(Available records):
======

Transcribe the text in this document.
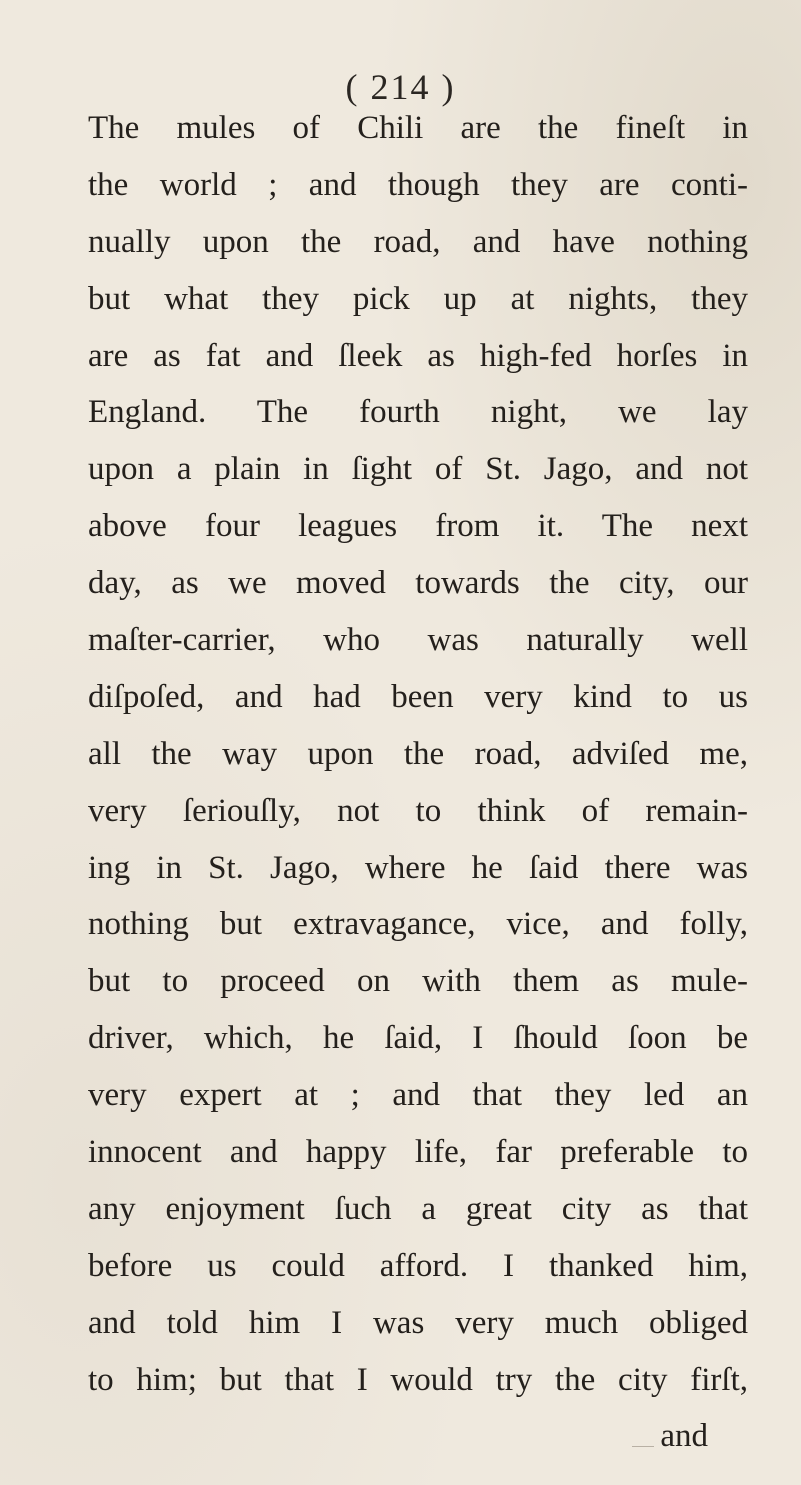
( 214 )
The mules of Chili are the fineſt in
the world ; and though they are conti-
nually upon the road, and have nothing
but what they pick up at nights, they
are as fat and ſleek as high-fed horſes in
England. The fourth night, we lay
upon a plain in ſight of St. Jago, and not
above four leagues from it. The next
day, as we moved towards the city, our
maſter-carrier, who was naturally well
diſpoſed, and had been very kind to us
all the way upon the road, adviſed me,
very ſeriouſly, not to think of remain-
ing in St. Jago, where he ſaid there was
nothing but extravagance, vice, and folly,
but to proceed on with them as mule-
driver, which, he ſaid, I ſhould ſoon be
very expert at ; and that they led an
innocent and happy life, far preferable to
any enjoyment ſuch a great city as that
before us could afford. I thanked him,
and told him I was very much obliged
to him; but that I would try the city firſt,
and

======

(Exercise):
Excluding the pictures, reproduce every entry exactly as given.

(Task result):
Transcribe the text in this document.
( 214 )
The mules of Chili are the fineſt in
the world ; and though they are conti-
nually upon the road, and have nothing
but what they pick up at nights, they
are as fat and ſleek as high-fed horſes in
England. The fourth night, we lay
upon a plain in ſight of St. Jago, and not
above four leagues from it. The next
day, as we moved towards the city, our
maſter-carrier, who was naturally well
diſpoſed, and had been very kind to us
all the way upon the road, adviſed me,
very ſeriouſly, not to think of remain-
ing in St. Jago, where he ſaid there was
nothing but extravagance, vice, and folly,
but to proceed on with them as mule-
driver, which, he ſaid, I ſhould ſoon be
very expert at ; and that they led an
innocent and happy life, far preferable to
any enjoyment ſuch a great city as that
before us could afford. I thanked him,
and told him I was very much obliged
to him; but that I would try the city firſt,
and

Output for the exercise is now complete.